- **GIVEN EXERCISE**:
Copy every line that holds "name".

Items from a figure collection:
====

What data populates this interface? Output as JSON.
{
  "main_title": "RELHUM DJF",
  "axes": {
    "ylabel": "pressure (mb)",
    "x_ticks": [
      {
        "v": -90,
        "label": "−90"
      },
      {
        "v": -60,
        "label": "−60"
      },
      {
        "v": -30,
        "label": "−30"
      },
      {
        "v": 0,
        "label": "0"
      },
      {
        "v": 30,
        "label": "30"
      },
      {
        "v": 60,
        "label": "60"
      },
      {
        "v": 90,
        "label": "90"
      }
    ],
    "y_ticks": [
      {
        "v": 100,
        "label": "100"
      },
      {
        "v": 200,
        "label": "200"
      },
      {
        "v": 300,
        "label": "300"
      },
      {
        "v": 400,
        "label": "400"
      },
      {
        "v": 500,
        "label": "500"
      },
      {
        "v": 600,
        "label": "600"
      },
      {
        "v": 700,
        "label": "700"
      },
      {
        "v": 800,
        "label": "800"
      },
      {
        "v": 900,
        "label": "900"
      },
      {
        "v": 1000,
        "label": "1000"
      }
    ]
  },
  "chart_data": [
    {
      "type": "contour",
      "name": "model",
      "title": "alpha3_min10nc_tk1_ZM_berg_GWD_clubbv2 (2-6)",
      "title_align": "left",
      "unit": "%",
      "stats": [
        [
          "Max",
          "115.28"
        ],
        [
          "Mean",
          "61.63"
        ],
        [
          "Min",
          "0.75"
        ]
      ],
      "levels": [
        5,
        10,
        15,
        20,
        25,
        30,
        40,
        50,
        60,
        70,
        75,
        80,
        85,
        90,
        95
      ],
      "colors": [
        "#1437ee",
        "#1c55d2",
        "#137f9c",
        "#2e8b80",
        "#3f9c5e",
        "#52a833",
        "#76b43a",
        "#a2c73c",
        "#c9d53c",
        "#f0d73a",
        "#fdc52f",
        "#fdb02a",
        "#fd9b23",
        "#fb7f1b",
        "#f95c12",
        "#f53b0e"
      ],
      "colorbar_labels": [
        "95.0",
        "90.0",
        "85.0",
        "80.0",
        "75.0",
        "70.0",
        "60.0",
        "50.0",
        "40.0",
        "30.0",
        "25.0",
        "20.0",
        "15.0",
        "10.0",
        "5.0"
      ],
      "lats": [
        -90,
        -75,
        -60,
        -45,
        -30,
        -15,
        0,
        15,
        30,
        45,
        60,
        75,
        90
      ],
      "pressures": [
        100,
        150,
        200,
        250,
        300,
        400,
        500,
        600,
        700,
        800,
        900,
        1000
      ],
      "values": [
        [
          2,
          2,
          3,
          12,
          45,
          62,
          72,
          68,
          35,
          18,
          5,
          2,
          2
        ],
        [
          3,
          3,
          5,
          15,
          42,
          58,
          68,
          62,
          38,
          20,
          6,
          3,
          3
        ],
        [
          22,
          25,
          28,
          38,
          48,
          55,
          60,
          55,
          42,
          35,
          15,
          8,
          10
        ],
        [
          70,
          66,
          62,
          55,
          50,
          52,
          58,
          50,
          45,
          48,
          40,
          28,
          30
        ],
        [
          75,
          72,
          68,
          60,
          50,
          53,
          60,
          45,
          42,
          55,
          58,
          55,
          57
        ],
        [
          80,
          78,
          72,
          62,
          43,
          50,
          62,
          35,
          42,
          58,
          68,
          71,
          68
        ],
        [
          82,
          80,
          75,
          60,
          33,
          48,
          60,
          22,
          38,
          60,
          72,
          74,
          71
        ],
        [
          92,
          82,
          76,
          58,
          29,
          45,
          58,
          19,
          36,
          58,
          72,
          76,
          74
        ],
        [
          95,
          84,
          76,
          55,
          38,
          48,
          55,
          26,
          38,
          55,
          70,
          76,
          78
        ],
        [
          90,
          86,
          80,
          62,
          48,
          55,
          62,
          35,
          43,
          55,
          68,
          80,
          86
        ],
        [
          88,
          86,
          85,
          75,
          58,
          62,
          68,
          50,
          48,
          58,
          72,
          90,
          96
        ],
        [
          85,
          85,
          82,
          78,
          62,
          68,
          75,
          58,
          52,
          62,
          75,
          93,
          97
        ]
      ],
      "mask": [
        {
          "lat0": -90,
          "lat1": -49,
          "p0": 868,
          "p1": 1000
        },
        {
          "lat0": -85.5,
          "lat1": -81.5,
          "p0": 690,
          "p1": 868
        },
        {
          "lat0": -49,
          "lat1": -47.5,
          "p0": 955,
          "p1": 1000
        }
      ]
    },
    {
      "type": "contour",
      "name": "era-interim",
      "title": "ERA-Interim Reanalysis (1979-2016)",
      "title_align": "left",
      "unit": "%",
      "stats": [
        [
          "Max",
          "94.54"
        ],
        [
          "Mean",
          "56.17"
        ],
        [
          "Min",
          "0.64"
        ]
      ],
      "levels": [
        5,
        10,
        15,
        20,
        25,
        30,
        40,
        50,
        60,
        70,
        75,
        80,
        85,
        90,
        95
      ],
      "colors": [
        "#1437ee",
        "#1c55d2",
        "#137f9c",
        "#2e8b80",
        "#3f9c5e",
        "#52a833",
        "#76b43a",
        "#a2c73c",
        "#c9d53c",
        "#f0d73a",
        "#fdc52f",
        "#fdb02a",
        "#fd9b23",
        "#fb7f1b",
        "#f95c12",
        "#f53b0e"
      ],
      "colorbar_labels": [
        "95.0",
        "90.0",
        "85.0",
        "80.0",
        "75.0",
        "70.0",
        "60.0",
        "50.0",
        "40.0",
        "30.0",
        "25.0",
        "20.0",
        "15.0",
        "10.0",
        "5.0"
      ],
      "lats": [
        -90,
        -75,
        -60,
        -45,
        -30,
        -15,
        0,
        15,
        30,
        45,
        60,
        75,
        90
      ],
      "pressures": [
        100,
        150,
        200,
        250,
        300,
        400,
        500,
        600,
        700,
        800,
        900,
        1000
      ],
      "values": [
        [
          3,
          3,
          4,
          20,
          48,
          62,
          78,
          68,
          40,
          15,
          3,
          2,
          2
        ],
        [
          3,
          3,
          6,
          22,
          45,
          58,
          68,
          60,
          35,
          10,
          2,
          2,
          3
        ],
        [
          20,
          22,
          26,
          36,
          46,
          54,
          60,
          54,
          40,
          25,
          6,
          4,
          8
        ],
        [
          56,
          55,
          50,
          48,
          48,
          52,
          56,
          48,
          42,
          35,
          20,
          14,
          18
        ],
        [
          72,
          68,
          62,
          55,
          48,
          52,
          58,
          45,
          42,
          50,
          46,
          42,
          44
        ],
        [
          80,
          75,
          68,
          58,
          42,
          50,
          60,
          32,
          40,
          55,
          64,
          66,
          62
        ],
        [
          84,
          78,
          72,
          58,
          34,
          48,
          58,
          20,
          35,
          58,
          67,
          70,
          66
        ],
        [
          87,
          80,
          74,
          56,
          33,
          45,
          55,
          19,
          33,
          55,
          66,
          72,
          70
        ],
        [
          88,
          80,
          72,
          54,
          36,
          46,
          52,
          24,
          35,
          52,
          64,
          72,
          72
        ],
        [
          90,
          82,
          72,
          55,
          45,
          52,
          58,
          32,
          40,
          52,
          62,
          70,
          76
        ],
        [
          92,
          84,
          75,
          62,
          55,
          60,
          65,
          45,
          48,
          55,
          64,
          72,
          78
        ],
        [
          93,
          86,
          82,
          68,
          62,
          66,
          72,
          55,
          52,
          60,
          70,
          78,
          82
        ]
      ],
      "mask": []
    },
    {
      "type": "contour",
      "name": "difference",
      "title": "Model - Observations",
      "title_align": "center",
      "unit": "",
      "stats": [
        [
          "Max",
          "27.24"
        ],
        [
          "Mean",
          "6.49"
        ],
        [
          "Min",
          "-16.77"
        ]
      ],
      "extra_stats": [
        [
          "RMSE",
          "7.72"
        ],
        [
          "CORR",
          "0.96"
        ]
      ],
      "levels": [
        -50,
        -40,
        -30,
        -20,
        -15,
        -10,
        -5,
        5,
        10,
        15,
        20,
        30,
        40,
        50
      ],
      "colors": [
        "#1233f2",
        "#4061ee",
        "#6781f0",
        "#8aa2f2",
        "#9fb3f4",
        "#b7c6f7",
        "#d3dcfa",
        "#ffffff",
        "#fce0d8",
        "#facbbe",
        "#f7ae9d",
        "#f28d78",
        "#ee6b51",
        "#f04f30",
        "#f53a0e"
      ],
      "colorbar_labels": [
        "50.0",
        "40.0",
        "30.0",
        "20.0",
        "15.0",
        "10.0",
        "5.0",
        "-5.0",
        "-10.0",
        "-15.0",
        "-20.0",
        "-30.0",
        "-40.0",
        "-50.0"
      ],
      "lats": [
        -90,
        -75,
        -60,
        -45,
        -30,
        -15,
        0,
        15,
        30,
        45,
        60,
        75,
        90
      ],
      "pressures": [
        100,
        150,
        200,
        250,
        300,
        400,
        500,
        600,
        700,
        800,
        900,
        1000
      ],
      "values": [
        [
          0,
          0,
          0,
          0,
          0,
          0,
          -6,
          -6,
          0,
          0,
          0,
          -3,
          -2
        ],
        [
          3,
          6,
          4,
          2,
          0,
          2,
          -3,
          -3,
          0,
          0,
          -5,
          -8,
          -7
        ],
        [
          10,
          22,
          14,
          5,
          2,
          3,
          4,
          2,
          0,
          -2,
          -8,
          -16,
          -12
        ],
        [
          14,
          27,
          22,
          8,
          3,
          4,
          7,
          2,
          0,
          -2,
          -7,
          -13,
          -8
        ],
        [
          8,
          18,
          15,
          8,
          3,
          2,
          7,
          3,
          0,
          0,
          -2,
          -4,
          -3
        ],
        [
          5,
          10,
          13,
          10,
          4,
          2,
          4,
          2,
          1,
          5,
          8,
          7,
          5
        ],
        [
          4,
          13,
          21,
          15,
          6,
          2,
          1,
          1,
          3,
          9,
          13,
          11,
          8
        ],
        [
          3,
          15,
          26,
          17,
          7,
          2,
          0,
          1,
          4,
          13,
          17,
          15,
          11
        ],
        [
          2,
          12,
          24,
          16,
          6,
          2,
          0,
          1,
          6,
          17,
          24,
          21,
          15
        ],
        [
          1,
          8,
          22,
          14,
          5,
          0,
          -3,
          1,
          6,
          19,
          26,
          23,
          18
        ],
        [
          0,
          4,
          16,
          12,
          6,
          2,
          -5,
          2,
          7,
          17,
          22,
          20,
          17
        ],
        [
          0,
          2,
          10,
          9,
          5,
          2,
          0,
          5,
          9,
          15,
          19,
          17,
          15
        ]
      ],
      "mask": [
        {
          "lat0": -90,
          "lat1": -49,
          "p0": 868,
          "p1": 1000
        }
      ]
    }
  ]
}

====

- **WRITTEN ANSWER**:
      "name": "model",
      "name": "era-interim",
      "name": "difference",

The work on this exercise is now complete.